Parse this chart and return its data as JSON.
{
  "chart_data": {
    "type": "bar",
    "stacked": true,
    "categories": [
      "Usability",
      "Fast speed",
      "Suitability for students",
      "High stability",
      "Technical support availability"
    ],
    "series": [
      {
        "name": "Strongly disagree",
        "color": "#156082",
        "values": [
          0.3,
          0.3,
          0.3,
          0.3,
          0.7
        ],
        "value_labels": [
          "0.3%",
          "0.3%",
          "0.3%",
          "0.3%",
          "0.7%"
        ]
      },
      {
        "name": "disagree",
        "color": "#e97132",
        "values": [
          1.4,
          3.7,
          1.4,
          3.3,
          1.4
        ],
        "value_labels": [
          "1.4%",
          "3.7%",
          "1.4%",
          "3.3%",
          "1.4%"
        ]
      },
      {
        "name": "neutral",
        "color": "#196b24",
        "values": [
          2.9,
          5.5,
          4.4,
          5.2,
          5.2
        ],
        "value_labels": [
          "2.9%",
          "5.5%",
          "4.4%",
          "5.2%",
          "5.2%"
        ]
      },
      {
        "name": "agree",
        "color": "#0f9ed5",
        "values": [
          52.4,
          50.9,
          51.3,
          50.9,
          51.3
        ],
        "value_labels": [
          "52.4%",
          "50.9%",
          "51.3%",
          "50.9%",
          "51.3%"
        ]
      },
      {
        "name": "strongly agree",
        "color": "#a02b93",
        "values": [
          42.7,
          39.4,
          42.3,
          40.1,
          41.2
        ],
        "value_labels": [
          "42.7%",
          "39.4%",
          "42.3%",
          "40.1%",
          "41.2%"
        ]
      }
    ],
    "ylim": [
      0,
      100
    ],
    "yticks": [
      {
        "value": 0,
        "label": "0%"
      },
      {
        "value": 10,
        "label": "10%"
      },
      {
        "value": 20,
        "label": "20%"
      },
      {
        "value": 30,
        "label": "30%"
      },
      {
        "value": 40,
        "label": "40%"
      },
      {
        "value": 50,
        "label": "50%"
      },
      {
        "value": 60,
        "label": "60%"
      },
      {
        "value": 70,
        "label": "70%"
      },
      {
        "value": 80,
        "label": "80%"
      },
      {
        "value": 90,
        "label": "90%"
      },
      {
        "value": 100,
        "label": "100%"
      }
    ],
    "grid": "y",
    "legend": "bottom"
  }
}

*What the task asks*.
Repeat the records above in full, character for character.

*Full response*.
Parse this chart and return its data as JSON.
{
  "chart_data": {
    "type": "bar",
    "stacked": true,
    "categories": [
      "Usability",
      "Fast speed",
      "Suitability for students",
      "High stability",
      "Technical support availability"
    ],
    "series": [
      {
        "name": "Strongly disagree",
        "color": "#156082",
        "values": [
          0.3,
          0.3,
          0.3,
          0.3,
          0.7
        ],
        "value_labels": [
          "0.3%",
          "0.3%",
          "0.3%",
          "0.3%",
          "0.7%"
        ]
      },
      {
        "name": "disagree",
        "color": "#e97132",
        "values": [
          1.4,
          3.7,
          1.4,
          3.3,
          1.4
        ],
        "value_labels": [
          "1.4%",
          "3.7%",
          "1.4%",
          "3.3%",
          "1.4%"
        ]
      },
      {
        "name": "neutral",
        "color": "#196b24",
        "values": [
          2.9,
          5.5,
          4.4,
          5.2,
          5.2
        ],
        "value_labels": [
          "2.9%",
          "5.5%",
          "4.4%",
          "5.2%",
          "5.2%"
        ]
      },
      {
        "name": "agree",
        "color": "#0f9ed5",
        "values": [
          52.4,
          50.9,
          51.3,
          50.9,
          51.3
        ],
        "value_labels": [
          "52.4%",
          "50.9%",
          "51.3%",
          "50.9%",
          "51.3%"
        ]
      },
      {
        "name": "strongly agree",
        "color": "#a02b93",
        "values": [
          42.7,
          39.4,
          42.3,
          40.1,
          41.2
        ],
        "value_labels": [
          "42.7%",
          "39.4%",
          "42.3%",
          "40.1%",
          "41.2%"
        ]
      }
    ],
    "ylim": [
      0,
      100
    ],
    "yticks": [
      {
        "value": 0,
        "label": "0%"
      },
      {
        "value": 10,
        "label": "10%"
      },
      {
        "value": 20,
        "label": "20%"
      },
      {
        "value": 30,
        "label": "30%"
      },
      {
        "value": 40,
        "label": "40%"
      },
      {
        "value": 50,
        "label": "50%"
      },
      {
        "value": 60,
        "label": "60%"
      },
      {
        "value": 70,
        "label": "70%"
      },
      {
        "value": 80,
        "label": "80%"
      },
      {
        "value": 90,
        "label": "90%"
      },
      {
        "value": 100,
        "label": "100%"
      }
    ],
    "grid": "y",
    "legend": "bottom"
  }
}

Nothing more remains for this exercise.